Stored records:
________________________

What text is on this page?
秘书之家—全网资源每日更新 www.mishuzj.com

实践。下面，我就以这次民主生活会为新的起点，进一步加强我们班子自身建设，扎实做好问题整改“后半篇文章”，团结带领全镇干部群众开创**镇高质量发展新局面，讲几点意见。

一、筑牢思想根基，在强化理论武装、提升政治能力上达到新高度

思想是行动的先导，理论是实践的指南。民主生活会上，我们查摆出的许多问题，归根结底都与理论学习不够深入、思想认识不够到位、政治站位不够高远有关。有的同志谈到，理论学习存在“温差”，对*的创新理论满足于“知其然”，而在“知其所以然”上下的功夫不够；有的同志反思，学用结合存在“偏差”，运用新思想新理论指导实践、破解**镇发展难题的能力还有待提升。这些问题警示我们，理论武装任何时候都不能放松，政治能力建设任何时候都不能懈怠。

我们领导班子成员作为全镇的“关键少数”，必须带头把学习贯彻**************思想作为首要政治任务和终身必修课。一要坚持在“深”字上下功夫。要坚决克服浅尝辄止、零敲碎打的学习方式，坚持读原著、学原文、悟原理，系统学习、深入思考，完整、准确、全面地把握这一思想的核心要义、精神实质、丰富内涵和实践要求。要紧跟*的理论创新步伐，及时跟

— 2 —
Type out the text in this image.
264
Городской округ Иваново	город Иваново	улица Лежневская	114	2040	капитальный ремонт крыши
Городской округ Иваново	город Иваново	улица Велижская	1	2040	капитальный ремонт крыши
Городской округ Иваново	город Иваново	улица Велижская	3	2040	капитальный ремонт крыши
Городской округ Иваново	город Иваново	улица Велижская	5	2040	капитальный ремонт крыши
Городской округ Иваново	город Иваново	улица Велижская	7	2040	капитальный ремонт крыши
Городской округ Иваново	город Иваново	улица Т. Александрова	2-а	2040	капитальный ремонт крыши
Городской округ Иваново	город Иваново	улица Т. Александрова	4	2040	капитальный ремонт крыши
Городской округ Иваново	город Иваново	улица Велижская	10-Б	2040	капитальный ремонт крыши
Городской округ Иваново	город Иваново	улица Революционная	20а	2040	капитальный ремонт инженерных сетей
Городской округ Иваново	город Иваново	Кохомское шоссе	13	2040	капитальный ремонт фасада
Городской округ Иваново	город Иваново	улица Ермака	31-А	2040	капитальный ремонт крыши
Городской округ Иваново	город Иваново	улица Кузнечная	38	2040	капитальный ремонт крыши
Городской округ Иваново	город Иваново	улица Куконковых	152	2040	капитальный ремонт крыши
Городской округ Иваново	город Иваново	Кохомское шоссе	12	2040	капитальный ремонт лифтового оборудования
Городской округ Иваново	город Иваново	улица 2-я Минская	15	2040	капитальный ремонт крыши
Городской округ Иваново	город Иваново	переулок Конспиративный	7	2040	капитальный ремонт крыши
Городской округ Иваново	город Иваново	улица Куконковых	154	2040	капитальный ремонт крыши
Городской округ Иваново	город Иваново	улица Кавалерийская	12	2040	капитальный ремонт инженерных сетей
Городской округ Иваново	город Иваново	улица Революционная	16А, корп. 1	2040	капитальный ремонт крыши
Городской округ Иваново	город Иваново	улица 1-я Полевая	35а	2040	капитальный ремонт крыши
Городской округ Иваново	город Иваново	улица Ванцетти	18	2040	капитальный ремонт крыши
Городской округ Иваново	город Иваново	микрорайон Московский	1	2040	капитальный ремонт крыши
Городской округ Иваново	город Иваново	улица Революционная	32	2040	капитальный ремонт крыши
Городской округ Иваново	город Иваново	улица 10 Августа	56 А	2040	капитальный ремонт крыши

________________________

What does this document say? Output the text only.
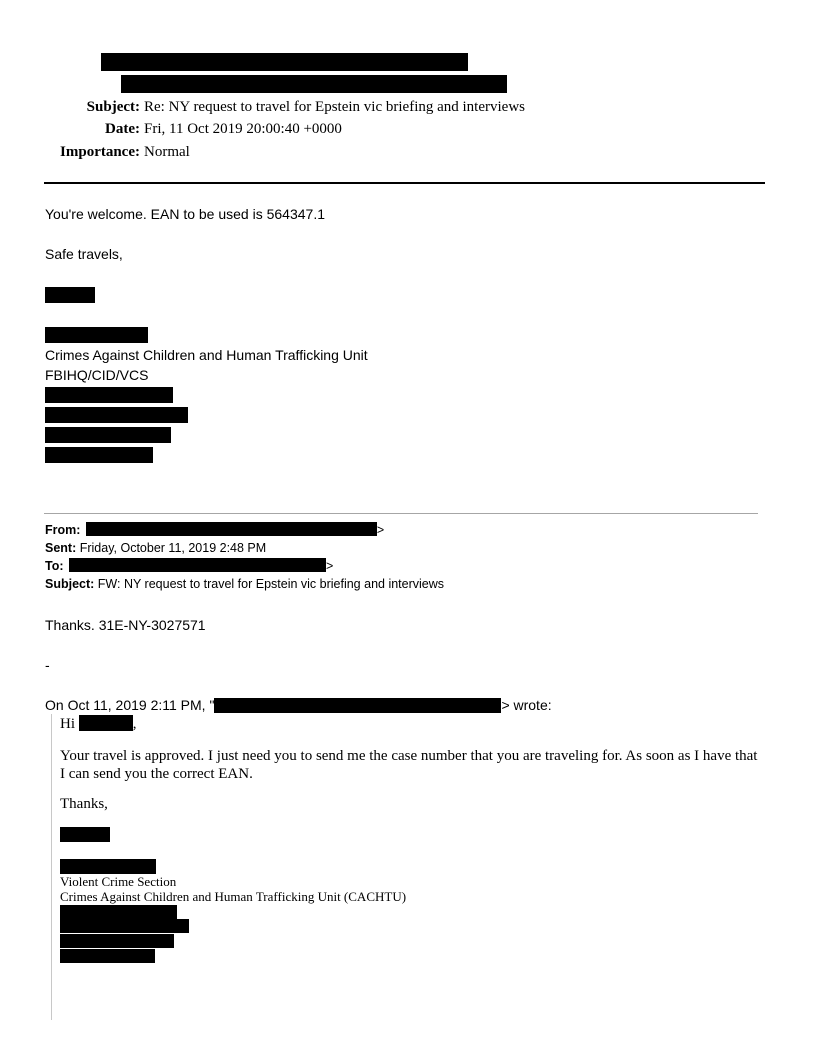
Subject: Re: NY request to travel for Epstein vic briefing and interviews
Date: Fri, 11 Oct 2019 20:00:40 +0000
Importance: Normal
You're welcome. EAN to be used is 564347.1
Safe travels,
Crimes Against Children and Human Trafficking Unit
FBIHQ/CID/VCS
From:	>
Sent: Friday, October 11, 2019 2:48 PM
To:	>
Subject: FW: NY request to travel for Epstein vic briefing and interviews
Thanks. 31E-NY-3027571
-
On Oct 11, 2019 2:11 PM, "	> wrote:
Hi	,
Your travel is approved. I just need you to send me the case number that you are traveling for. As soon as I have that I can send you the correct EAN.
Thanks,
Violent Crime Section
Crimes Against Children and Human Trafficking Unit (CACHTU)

________________________

Return each line in the records that holds the string "сетей".

Городской округ Иваново	город Иваново	улица Революционная	20а	2040	капитальный ремонт инженерных сетей
Городской округ Иваново	город Иваново	улица Кавалерийская	12	2040	капитальный ремонт инженерных сетей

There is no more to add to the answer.